* [To be done]: Of the lines in the listing below, how many hold "ifjokj"? Answer with the number only.

## Start Input

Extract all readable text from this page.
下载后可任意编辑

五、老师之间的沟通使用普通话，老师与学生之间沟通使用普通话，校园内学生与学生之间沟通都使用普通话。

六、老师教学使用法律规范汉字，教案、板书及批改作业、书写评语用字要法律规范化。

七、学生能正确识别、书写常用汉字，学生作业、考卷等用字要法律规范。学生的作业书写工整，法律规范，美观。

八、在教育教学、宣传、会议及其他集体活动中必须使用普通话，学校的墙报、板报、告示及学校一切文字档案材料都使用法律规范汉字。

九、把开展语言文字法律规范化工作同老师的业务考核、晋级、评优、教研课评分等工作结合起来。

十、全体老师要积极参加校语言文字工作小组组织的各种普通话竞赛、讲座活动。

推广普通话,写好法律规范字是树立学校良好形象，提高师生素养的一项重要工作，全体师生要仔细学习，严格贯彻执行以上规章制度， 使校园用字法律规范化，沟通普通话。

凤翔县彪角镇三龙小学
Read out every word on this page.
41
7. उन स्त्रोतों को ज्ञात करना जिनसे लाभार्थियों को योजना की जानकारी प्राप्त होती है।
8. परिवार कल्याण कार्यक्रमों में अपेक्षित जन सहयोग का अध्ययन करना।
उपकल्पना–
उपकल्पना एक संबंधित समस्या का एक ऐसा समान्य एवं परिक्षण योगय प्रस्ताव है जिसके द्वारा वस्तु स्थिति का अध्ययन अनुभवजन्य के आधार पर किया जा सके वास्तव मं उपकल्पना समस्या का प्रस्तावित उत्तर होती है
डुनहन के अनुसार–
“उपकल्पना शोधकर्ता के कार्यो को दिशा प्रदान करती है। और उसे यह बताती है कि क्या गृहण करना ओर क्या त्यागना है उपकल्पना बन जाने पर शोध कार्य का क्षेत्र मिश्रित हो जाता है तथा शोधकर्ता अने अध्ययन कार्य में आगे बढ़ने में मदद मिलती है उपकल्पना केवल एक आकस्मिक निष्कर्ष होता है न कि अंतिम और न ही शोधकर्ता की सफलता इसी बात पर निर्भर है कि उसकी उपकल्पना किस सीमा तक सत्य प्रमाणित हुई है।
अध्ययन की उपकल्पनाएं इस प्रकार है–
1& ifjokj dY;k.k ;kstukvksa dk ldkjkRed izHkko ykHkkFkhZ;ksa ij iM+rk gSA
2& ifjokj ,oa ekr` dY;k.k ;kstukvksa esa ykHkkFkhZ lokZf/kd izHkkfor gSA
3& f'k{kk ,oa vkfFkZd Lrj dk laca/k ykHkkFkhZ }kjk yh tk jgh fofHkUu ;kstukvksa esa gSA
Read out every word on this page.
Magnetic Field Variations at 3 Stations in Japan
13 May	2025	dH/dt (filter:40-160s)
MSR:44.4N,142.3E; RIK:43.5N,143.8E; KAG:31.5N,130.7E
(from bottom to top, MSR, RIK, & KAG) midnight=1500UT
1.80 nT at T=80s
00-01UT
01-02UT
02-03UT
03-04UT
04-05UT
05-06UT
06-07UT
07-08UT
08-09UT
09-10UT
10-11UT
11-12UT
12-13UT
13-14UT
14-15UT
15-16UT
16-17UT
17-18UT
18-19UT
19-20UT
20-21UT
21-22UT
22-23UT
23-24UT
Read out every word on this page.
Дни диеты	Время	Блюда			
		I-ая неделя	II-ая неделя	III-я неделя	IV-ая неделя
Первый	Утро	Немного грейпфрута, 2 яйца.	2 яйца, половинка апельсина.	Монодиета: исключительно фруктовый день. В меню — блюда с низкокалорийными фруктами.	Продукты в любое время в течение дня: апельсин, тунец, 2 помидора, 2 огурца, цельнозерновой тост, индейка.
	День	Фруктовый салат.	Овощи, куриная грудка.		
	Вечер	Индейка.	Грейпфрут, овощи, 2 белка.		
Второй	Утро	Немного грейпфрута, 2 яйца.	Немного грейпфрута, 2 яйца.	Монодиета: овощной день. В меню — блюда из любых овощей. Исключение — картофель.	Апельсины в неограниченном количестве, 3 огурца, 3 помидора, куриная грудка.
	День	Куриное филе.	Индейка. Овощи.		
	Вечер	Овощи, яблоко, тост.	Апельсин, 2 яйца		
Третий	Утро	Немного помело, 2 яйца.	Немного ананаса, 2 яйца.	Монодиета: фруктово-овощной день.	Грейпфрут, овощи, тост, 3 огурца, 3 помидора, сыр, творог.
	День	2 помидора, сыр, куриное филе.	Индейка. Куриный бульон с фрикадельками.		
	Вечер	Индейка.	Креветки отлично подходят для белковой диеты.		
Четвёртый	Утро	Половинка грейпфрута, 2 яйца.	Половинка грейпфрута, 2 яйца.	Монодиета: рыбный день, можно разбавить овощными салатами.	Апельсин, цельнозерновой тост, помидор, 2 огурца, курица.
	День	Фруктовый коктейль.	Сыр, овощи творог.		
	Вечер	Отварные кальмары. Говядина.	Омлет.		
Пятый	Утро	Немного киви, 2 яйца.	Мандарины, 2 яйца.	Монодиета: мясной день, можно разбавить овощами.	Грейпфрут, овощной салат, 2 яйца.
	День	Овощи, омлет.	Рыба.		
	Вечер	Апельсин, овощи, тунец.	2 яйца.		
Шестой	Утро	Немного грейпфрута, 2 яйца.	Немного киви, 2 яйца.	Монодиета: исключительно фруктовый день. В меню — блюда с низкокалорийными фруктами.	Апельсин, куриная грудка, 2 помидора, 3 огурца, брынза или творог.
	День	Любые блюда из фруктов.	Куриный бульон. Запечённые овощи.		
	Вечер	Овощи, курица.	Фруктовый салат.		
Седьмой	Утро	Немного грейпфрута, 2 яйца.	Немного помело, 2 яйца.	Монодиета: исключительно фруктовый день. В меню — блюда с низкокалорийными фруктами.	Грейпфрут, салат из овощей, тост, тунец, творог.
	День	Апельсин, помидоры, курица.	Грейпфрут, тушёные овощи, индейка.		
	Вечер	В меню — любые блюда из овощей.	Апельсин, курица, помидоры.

## End Input

* [Completed task]: 2